[What you will do]
Quote, without change, all of the lines that follow.

[Source material]

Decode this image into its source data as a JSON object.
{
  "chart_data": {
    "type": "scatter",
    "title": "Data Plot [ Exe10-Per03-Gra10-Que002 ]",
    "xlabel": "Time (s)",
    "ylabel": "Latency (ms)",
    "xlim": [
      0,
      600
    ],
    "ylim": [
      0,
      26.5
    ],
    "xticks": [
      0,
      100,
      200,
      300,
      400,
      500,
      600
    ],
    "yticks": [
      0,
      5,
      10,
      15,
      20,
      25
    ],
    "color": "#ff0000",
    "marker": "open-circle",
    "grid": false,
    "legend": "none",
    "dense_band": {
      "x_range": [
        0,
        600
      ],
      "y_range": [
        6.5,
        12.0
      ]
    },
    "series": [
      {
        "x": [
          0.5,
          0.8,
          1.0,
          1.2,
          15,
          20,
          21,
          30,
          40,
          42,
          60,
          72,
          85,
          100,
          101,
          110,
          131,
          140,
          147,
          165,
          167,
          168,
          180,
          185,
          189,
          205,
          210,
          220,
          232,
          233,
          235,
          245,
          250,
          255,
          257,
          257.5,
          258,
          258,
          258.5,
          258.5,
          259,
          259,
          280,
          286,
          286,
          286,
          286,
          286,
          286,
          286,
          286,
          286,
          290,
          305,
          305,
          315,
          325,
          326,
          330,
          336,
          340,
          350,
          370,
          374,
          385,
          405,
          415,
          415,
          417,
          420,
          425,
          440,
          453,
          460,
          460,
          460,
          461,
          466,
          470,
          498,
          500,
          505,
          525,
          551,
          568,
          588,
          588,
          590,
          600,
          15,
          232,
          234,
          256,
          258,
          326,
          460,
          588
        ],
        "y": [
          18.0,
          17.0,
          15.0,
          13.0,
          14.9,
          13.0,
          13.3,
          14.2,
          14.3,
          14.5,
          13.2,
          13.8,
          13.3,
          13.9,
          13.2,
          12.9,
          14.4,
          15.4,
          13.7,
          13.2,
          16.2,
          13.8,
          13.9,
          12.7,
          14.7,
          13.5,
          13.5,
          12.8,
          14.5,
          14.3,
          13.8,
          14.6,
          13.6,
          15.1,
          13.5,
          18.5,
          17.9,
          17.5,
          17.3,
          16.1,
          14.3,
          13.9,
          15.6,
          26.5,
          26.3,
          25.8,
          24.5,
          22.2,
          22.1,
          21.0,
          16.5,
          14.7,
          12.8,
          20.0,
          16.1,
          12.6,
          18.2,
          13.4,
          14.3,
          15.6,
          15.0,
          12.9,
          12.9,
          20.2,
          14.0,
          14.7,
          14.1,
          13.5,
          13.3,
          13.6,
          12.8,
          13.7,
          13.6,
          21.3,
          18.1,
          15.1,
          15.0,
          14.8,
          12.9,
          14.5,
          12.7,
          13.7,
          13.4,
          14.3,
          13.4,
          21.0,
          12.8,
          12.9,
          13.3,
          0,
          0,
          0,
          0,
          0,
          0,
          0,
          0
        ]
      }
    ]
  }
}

[Answer below]
Decode this image into its source data as a JSON object.
{
  "chart_data": {
    "type": "scatter",
    "title": "Data Plot [ Exe10-Per03-Gra10-Que002 ]",
    "xlabel": "Time (s)",
    "ylabel": "Latency (ms)",
    "xlim": [
      0,
      600
    ],
    "ylim": [
      0,
      26.5
    ],
    "xticks": [
      0,
      100,
      200,
      300,
      400,
      500,
      600
    ],
    "yticks": [
      0,
      5,
      10,
      15,
      20,
      25
    ],
    "color": "#ff0000",
    "marker": "open-circle",
    "grid": false,
    "legend": "none",
    "dense_band": {
      "x_range": [
        0,
        600
      ],
      "y_range": [
        6.5,
        12.0
      ]
    },
    "series": [
      {
        "x": [
          0.5,
          0.8,
          1.0,
          1.2,
          15,
          20,
          21,
          30,
          40,
          42,
          60,
          72,
          85,
          100,
          101,
          110,
          131,
          140,
          147,
          165,
          167,
          168,
          180,
          185,
          189,
          205,
          210,
          220,
          232,
          233,
          235,
          245,
          250,
          255,
          257,
          257.5,
          258,
          258,
          258.5,
          258.5,
          259,
          259,
          280,
          286,
          286,
          286,
          286,
          286,
          286,
          286,
          286,
          286,
          290,
          305,
          305,
          315,
          325,
          326,
          330,
          336,
          340,
          350,
          370,
          374,
          385,
          405,
          415,
          415,
          417,
          420,
          425,
          440,
          453,
          460,
          460,
          460,
          461,
          466,
          470,
          498,
          500,
          505,
          525,
          551,
          568,
          588,
          588,
          590,
          600,
          15,
          232,
          234,
          256,
          258,
          326,
          460,
          588
        ],
        "y": [
          18.0,
          17.0,
          15.0,
          13.0,
          14.9,
          13.0,
          13.3,
          14.2,
          14.3,
          14.5,
          13.2,
          13.8,
          13.3,
          13.9,
          13.2,
          12.9,
          14.4,
          15.4,
          13.7,
          13.2,
          16.2,
          13.8,
          13.9,
          12.7,
          14.7,
          13.5,
          13.5,
          12.8,
          14.5,
          14.3,
          13.8,
          14.6,
          13.6,
          15.1,
          13.5,
          18.5,
          17.9,
          17.5,
          17.3,
          16.1,
          14.3,
          13.9,
          15.6,
          26.5,
          26.3,
          25.8,
          24.5,
          22.2,
          22.1,
          21.0,
          16.5,
          14.7,
          12.8,
          20.0,
          16.1,
          12.6,
          18.2,
          13.4,
          14.3,
          15.6,
          15.0,
          12.9,
          12.9,
          20.2,
          14.0,
          14.7,
          14.1,
          13.5,
          13.3,
          13.6,
          12.8,
          13.7,
          13.6,
          21.3,
          18.1,
          15.1,
          15.0,
          14.8,
          12.9,
          14.5,
          12.7,
          13.7,
          13.4,
          14.3,
          13.4,
          21.0,
          12.8,
          12.9,
          13.3,
          0,
          0,
          0,
          0,
          0,
          0,
          0,
          0
        ]
      }
    ]
  }
}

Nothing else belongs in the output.